> _GIVEN REQUEST_
Copy every line of the entries below without changing anything.

Element location data:

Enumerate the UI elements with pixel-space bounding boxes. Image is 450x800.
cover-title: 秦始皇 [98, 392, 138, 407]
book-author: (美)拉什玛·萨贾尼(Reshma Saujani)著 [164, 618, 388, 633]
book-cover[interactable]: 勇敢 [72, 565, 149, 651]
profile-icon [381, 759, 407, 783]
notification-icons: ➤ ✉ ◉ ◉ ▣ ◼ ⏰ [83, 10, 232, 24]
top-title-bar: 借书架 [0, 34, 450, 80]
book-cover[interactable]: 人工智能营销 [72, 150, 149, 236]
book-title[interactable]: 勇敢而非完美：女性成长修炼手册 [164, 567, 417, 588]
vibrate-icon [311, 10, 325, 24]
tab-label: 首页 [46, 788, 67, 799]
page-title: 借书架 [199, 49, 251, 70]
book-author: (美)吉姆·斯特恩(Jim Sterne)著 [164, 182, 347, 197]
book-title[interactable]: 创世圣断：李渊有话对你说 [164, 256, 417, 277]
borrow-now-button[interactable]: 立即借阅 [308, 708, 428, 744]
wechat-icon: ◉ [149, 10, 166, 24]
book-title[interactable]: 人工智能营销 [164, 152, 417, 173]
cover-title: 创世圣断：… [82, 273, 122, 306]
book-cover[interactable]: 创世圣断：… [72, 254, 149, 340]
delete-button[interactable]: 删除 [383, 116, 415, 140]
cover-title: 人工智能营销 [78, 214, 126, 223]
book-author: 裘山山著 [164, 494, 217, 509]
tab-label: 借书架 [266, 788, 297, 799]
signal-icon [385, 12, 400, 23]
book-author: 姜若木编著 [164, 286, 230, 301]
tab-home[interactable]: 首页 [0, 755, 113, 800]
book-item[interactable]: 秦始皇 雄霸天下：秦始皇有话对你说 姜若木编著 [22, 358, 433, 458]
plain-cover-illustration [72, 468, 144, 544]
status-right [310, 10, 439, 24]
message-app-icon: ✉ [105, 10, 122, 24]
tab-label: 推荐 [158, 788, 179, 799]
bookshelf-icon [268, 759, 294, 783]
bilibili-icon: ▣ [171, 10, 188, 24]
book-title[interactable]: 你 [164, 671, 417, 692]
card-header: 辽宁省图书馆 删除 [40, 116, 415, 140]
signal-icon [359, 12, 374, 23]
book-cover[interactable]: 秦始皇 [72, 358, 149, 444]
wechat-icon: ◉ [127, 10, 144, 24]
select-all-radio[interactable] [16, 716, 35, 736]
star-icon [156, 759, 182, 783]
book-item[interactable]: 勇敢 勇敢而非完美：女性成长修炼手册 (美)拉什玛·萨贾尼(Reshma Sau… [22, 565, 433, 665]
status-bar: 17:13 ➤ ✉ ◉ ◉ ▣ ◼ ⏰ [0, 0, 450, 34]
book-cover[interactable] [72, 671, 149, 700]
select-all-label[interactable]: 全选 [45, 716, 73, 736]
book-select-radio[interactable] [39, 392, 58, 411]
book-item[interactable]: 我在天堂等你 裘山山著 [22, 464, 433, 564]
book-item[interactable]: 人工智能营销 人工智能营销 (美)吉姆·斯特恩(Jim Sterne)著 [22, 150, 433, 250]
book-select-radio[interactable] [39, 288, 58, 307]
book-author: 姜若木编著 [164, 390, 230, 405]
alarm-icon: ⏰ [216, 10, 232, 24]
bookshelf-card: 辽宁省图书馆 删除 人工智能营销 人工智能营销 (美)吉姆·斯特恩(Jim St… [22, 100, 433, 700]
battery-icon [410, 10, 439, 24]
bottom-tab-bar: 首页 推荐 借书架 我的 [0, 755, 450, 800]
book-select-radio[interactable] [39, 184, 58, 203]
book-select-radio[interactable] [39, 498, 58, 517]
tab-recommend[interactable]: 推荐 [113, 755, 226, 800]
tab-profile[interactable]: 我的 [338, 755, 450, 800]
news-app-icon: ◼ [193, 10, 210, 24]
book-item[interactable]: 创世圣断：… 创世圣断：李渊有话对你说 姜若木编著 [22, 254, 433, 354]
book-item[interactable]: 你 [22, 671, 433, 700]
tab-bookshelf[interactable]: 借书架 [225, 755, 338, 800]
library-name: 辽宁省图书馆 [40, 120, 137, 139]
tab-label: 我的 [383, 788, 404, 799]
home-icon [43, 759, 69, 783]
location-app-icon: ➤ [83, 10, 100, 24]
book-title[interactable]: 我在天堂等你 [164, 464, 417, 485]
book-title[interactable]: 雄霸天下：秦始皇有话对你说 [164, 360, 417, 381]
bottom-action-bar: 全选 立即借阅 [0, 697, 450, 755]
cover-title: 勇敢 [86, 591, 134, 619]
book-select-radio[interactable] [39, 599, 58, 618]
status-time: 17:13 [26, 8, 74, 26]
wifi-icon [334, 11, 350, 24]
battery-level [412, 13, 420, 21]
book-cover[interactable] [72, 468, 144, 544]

> _RESULT FOR THIS TASK_
Enumerate the UI elements with pixel-space bounding boxes. Image is 450x800.
cover-title: 秦始皇 [98, 392, 138, 407]
book-author: (美)拉什玛·萨贾尼(Reshma Saujani)著 [164, 618, 388, 633]
book-cover[interactable]: 勇敢 [72, 565, 149, 651]
profile-icon [381, 759, 407, 783]
notification-icons: ➤ ✉ ◉ ◉ ▣ ◼ ⏰ [83, 10, 232, 24]
top-title-bar: 借书架 [0, 34, 450, 80]
book-cover[interactable]: 人工智能营销 [72, 150, 149, 236]
book-title[interactable]: 勇敢而非完美：女性成长修炼手册 [164, 567, 417, 588]
vibrate-icon [311, 10, 325, 24]
tab-label: 首页 [46, 788, 67, 799]
page-title: 借书架 [199, 49, 251, 70]
book-author: (美)吉姆·斯特恩(Jim Sterne)著 [164, 182, 347, 197]
book-title[interactable]: 创世圣断：李渊有话对你说 [164, 256, 417, 277]
borrow-now-button[interactable]: 立即借阅 [308, 708, 428, 744]
wechat-icon: ◉ [149, 10, 166, 24]
book-title[interactable]: 人工智能营销 [164, 152, 417, 173]
cover-title: 创世圣断：… [82, 273, 122, 306]
book-cover[interactable]: 创世圣断：… [72, 254, 149, 340]
delete-button[interactable]: 删除 [383, 116, 415, 140]
cover-title: 人工智能营销 [78, 214, 126, 223]
book-author: 裘山山著 [164, 494, 217, 509]
tab-label: 借书架 [266, 788, 297, 799]
signal-icon [385, 12, 400, 23]
book-author: 姜若木编著 [164, 286, 230, 301]
tab-home[interactable]: 首页 [0, 755, 113, 800]
book-item[interactable]: 秦始皇 雄霸天下：秦始皇有话对你说 姜若木编著 [22, 358, 433, 458]
plain-cover-illustration [72, 468, 144, 544]
status-right [310, 10, 439, 24]
message-app-icon: ✉ [105, 10, 122, 24]
tab-label: 推荐 [158, 788, 179, 799]
bookshelf-icon [268, 759, 294, 783]
bilibili-icon: ▣ [171, 10, 188, 24]
book-title[interactable]: 你 [164, 671, 417, 692]
card-header: 辽宁省图书馆 删除 [40, 116, 415, 140]
signal-icon [359, 12, 374, 23]
book-cover[interactable]: 秦始皇 [72, 358, 149, 444]
wechat-icon: ◉ [127, 10, 144, 24]
select-all-radio[interactable] [16, 716, 35, 736]
star-icon [156, 759, 182, 783]
book-item[interactable]: 勇敢 勇敢而非完美：女性成长修炼手册 (美)拉什玛·萨贾尼(Reshma Sau… [22, 565, 433, 665]
status-bar: 17:13 ➤ ✉ ◉ ◉ ▣ ◼ ⏰ [0, 0, 450, 34]
book-cover[interactable] [72, 671, 149, 700]
select-all-label[interactable]: 全选 [45, 716, 73, 736]
book-select-radio[interactable] [39, 392, 58, 411]
book-item[interactable]: 我在天堂等你 裘山山著 [22, 464, 433, 564]
book-item[interactable]: 人工智能营销 人工智能营销 (美)吉姆·斯特恩(Jim Sterne)著 [22, 150, 433, 250]
book-select-radio[interactable] [39, 288, 58, 307]
book-author: 姜若木编著 [164, 390, 230, 405]
alarm-icon: ⏰ [216, 10, 232, 24]
bookshelf-card: 辽宁省图书馆 删除 人工智能营销 人工智能营销 (美)吉姆·斯特恩(Jim St… [22, 100, 433, 700]
battery-icon [410, 10, 439, 24]
bottom-tab-bar: 首页 推荐 借书架 我的 [0, 755, 450, 800]
book-select-radio[interactable] [39, 184, 58, 203]
book-select-radio[interactable] [39, 498, 58, 517]
tab-recommend[interactable]: 推荐 [113, 755, 226, 800]
tab-profile[interactable]: 我的 [338, 755, 450, 800]
news-app-icon: ◼ [193, 10, 210, 24]
book-item[interactable]: 创世圣断：… 创世圣断：李渊有话对你说 姜若木编著 [22, 254, 433, 354]
book-item[interactable]: 你 [22, 671, 433, 700]
tab-bookshelf[interactable]: 借书架 [225, 755, 338, 800]
library-name: 辽宁省图书馆 [40, 120, 137, 139]
tab-label: 我的 [383, 788, 404, 799]
home-icon [43, 759, 69, 783]
location-app-icon: ➤ [83, 10, 100, 24]
book-title[interactable]: 我在天堂等你 [164, 464, 417, 485]
book-title[interactable]: 雄霸天下：秦始皇有话对你说 [164, 360, 417, 381]
bottom-action-bar: 全选 立即借阅 [0, 697, 450, 755]
cover-title: 勇敢 [86, 591, 134, 619]
book-select-radio[interactable] [39, 599, 58, 618]
status-time: 17:13 [26, 8, 74, 26]
wifi-icon [334, 11, 350, 24]
battery-level [412, 13, 420, 21]
book-cover[interactable] [72, 468, 144, 544]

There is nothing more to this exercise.